**** Records to process ****

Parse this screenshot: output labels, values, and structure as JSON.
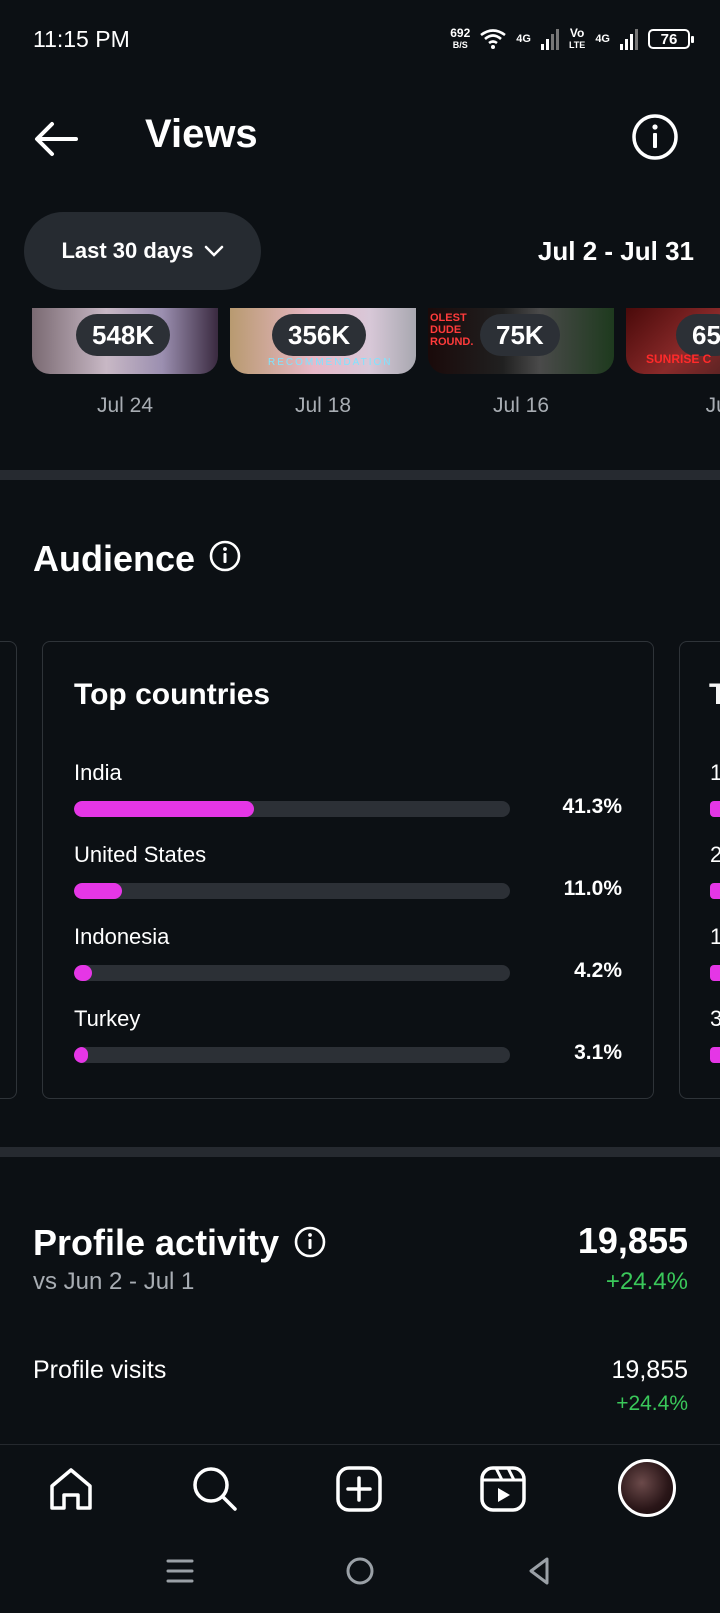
{
  "status_bar": {
    "time": "11:15 PM",
    "net_speed": "692",
    "net_unit": "B/S",
    "sig1": "4G",
    "volte_top": "Vo",
    "volte_bottom": "LTE",
    "sig2": "4G",
    "battery": "76"
  },
  "header": {
    "title": "Views",
    "range_label": "Last 30 days",
    "date_range": "Jul 2 - Jul 31"
  },
  "top_content": [
    {
      "views": "548K",
      "date": "Jul 24"
    },
    {
      "views": "356K",
      "date": "Jul 18",
      "overlay": "RECOMMENDATION"
    },
    {
      "views": "75K",
      "date": "Jul 16",
      "overlay": "OLEST DUDE ROUND."
    },
    {
      "views": "65",
      "date": "Jul",
      "overlay": "SUNRISE C"
    }
  ],
  "audience": {
    "title": "Audience",
    "card_title": "Top countries",
    "countries": [
      {
        "name": "India",
        "percent": "41.3%",
        "value": 41.3
      },
      {
        "name": "United States",
        "percent": "11.0%",
        "value": 11.0
      },
      {
        "name": "Indonesia",
        "percent": "4.2%",
        "value": 4.2
      },
      {
        "name": "Turkey",
        "percent": "3.1%",
        "value": 3.1
      }
    ],
    "next_card_peek": {
      "title": "T",
      "rows": [
        "1",
        "2",
        "1",
        "3"
      ]
    }
  },
  "profile_activity": {
    "title": "Profile activity",
    "compare": "vs Jun 2 - Jul 1",
    "total": "19,855",
    "change": "+24.4%",
    "visits_label": "Profile visits",
    "visits_value": "19,855",
    "visits_change": "+24.4%"
  },
  "colors": {
    "background": "#0c1014",
    "bar_accent": "#e536e6",
    "positive": "#3ac85a"
  }
}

****

■ **What is needed**
Skipping the pictures, transcribe each line above exactly as it appears.

■ **Output below**
Parse this screenshot: output labels, values, and structure as JSON.
{
  "status_bar": {
    "time": "11:15 PM",
    "net_speed": "692",
    "net_unit": "B/S",
    "sig1": "4G",
    "volte_top": "Vo",
    "volte_bottom": "LTE",
    "sig2": "4G",
    "battery": "76"
  },
  "header": {
    "title": "Views",
    "range_label": "Last 30 days",
    "date_range": "Jul 2 - Jul 31"
  },
  "top_content": [
    {
      "views": "548K",
      "date": "Jul 24"
    },
    {
      "views": "356K",
      "date": "Jul 18",
      "overlay": "RECOMMENDATION"
    },
    {
      "views": "75K",
      "date": "Jul 16",
      "overlay": "OLEST DUDE ROUND."
    },
    {
      "views": "65",
      "date": "Jul",
      "overlay": "SUNRISE C"
    }
  ],
  "audience": {
    "title": "Audience",
    "card_title": "Top countries",
    "countries": [
      {
        "name": "India",
        "percent": "41.3%",
        "value": 41.3
      },
      {
        "name": "United States",
        "percent": "11.0%",
        "value": 11.0
      },
      {
        "name": "Indonesia",
        "percent": "4.2%",
        "value": 4.2
      },
      {
        "name": "Turkey",
        "percent": "3.1%",
        "value": 3.1
      }
    ],
    "next_card_peek": {
      "title": "T",
      "rows": [
        "1",
        "2",
        "1",
        "3"
      ]
    }
  },
  "profile_activity": {
    "title": "Profile activity",
    "compare": "vs Jun 2 - Jul 1",
    "total": "19,855",
    "change": "+24.4%",
    "visits_label": "Profile visits",
    "visits_value": "19,855",
    "visits_change": "+24.4%"
  },
  "colors": {
    "background": "#0c1014",
    "bar_accent": "#e536e6",
    "positive": "#3ac85a"
  }
}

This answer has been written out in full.